• YOUR OBJECTIVE
What is needed here is an exact copy of every entry.

• DATA SHOWN
========================

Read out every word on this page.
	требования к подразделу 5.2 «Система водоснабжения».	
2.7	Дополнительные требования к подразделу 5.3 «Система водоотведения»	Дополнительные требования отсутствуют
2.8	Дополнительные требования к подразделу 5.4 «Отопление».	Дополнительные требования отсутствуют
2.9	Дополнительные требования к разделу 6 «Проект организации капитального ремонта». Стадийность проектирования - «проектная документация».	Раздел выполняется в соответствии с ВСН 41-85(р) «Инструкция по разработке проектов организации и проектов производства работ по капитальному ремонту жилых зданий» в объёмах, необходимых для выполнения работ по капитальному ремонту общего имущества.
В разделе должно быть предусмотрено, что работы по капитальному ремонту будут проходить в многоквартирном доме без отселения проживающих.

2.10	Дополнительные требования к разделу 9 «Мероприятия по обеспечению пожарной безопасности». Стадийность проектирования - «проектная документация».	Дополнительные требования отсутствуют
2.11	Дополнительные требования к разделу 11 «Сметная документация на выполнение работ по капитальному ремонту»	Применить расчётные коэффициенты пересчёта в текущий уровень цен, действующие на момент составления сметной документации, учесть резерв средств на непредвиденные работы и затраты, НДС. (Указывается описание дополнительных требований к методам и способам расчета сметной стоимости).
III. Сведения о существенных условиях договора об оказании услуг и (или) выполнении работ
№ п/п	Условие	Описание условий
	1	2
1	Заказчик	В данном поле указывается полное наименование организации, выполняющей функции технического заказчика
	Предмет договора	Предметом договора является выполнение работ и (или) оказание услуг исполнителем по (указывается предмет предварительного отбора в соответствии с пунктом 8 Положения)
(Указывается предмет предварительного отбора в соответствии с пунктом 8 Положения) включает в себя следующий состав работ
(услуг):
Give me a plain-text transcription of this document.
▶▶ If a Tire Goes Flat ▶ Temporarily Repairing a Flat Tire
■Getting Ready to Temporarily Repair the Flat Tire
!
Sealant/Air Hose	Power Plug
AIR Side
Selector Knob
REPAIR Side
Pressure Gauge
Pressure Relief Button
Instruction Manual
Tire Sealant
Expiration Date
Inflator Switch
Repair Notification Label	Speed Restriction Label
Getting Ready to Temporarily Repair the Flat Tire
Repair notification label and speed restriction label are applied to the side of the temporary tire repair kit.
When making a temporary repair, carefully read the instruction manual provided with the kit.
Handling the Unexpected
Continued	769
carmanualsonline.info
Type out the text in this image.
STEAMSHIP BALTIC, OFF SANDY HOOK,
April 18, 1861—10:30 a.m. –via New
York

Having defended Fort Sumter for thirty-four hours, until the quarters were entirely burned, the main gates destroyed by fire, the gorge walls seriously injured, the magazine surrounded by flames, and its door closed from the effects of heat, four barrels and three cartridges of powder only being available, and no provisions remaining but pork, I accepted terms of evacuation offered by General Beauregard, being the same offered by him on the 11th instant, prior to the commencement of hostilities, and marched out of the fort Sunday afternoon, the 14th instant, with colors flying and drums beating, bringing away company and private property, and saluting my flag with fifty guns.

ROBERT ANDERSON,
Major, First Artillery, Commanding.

========================

• TASK ANSWER
Read out every word on this page.
	требования к подразделу 5.2 «Система водоснабжения».	
2.7	Дополнительные требования к подразделу 5.3 «Система водоотведения»	Дополнительные требования отсутствуют
2.8	Дополнительные требования к подразделу 5.4 «Отопление».	Дополнительные требования отсутствуют
2.9	Дополнительные требования к разделу 6 «Проект организации капитального ремонта». Стадийность проектирования - «проектная документация».	Раздел выполняется в соответствии с ВСН 41-85(р) «Инструкция по разработке проектов организации и проектов производства работ по капитальному ремонту жилых зданий» в объёмах, необходимых для выполнения работ по капитальному ремонту общего имущества.
В разделе должно быть предусмотрено, что работы по капитальному ремонту будут проходить в многоквартирном доме без отселения проживающих.

2.10	Дополнительные требования к разделу 9 «Мероприятия по обеспечению пожарной безопасности». Стадийность проектирования - «проектная документация».	Дополнительные требования отсутствуют
2.11	Дополнительные требования к разделу 11 «Сметная документация на выполнение работ по капитальному ремонту»	Применить расчётные коэффициенты пересчёта в текущий уровень цен, действующие на момент составления сметной документации, учесть резерв средств на непредвиденные работы и затраты, НДС. (Указывается описание дополнительных требований к методам и способам расчета сметной стоимости).
III. Сведения о существенных условиях договора об оказании услуг и (или) выполнении работ
№ п/п	Условие	Описание условий
	1	2
1	Заказчик	В данном поле указывается полное наименование организации, выполняющей функции технического заказчика
	Предмет договора	Предметом договора является выполнение работ и (или) оказание услуг исполнителем по (указывается предмет предварительного отбора в соответствии с пунктом 8 Положения)
(Указывается предмет предварительного отбора в соответствии с пунктом 8 Положения) включает в себя следующий состав работ
(услуг):
Give me a plain-text transcription of this document.
▶▶ If a Tire Goes Flat ▶ Temporarily Repairing a Flat Tire
■Getting Ready to Temporarily Repair the Flat Tire
!
Sealant/Air Hose	Power Plug
AIR Side
Selector Knob
REPAIR Side
Pressure Gauge
Pressure Relief Button
Instruction Manual
Tire Sealant
Expiration Date
Inflator Switch
Repair Notification Label	Speed Restriction Label
Getting Ready to Temporarily Repair the Flat Tire
Repair notification label and speed restriction label are applied to the side of the temporary tire repair kit.
When making a temporary repair, carefully read the instruction manual provided with the kit.
Handling the Unexpected
Continued	769
carmanualsonline.info
Type out the text in this image.
STEAMSHIP BALTIC, OFF SANDY HOOK,
April 18, 1861—10:30 a.m. –via New
York

Having defended Fort Sumter for thirty-four hours, until the quarters were entirely burned, the main gates destroyed by fire, the gorge walls seriously injured, the magazine surrounded by flames, and its door closed from the effects of heat, four barrels and three cartridges of powder only being available, and no provisions remaining but pork, I accepted terms of evacuation offered by General Beauregard, being the same offered by him on the 11th instant, prior to the commencement of hostilities, and marched out of the fort Sunday afternoon, the 14th instant, with colors flying and drums beating, bringing away company and private property, and saluting my flag with fifty guns.

ROBERT ANDERSON,
Major, First Artillery, Commanding.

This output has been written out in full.